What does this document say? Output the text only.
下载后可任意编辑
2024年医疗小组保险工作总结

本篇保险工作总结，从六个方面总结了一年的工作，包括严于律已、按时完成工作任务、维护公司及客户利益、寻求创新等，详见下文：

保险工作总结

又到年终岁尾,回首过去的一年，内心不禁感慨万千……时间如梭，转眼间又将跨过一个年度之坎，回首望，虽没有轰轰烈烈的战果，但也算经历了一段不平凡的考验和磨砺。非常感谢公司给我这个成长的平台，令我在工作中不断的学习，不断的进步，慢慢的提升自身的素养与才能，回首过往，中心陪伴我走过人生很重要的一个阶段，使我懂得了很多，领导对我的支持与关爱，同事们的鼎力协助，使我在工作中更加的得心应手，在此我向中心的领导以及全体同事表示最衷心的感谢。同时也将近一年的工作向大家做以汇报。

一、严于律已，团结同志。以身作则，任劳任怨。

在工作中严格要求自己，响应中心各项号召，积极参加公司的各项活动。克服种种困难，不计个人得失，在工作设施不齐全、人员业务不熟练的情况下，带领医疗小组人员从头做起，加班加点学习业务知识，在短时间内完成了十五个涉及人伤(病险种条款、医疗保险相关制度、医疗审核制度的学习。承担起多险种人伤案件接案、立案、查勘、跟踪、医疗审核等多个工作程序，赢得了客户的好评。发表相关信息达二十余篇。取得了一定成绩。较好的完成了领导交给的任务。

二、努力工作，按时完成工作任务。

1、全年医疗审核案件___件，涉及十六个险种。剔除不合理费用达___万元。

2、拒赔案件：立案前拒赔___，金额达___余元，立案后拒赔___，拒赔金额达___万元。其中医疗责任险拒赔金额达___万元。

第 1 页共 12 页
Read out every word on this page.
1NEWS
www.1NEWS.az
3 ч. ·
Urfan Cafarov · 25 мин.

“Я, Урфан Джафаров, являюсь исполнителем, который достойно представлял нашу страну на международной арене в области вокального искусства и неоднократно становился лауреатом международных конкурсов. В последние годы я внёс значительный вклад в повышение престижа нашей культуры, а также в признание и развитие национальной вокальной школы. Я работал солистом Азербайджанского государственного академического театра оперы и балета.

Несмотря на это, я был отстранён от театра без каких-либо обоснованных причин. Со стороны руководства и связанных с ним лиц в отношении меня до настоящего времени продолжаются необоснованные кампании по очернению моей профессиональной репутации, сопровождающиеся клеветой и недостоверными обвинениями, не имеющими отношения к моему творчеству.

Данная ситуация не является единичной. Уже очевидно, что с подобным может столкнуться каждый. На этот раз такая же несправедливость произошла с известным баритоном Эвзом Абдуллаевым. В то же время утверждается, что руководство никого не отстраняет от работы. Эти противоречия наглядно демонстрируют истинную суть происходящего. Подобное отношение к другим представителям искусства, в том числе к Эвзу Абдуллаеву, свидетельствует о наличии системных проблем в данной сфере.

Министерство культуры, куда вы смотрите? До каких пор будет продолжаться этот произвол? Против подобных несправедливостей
|---|
*PROBLEM TO SOLVE*.
Output the line holding "Read out every word on this page.", then every later line through the end of the records above, exactly as given and nothing else.

*SOLUTION TO THE EXERCISE*.
Read out every word on this page.
1NEWS
www.1NEWS.az
3 ч. ·
Urfan Cafarov · 25 мин.

“Я, Урфан Джафаров, являюсь исполнителем, который достойно представлял нашу страну на международной арене в области вокального искусства и неоднократно становился лауреатом международных конкурсов. В последние годы я внёс значительный вклад в повышение престижа нашей культуры, а также в признание и развитие национальной вокальной школы. Я работал солистом Азербайджанского государственного академического театра оперы и балета.

Несмотря на это, я был отстранён от театра без каких-либо обоснованных причин. Со стороны руководства и связанных с ним лиц в отношении меня до настоящего времени продолжаются необоснованные кампании по очернению моей профессиональной репутации, сопровождающиеся клеветой и недостоверными обвинениями, не имеющими отношения к моему творчеству.

Данная ситуация не является единичной. Уже очевидно, что с подобным может столкнуться каждый. На этот раз такая же несправедливость произошла с известным баритоном Эвзом Абдуллаевым. В то же время утверждается, что руководство никого не отстраняет от работы. Эти противоречия наглядно демонстрируют истинную суть происходящего. Подобное отношение к другим представителям искусства, в том числе к Эвзу Абдуллаеву, свидетельствует о наличии системных проблем в данной сфере.

Министерство культуры, куда вы смотрите? До каких пор будет продолжаться этот произвол? Против подобных несправедливостей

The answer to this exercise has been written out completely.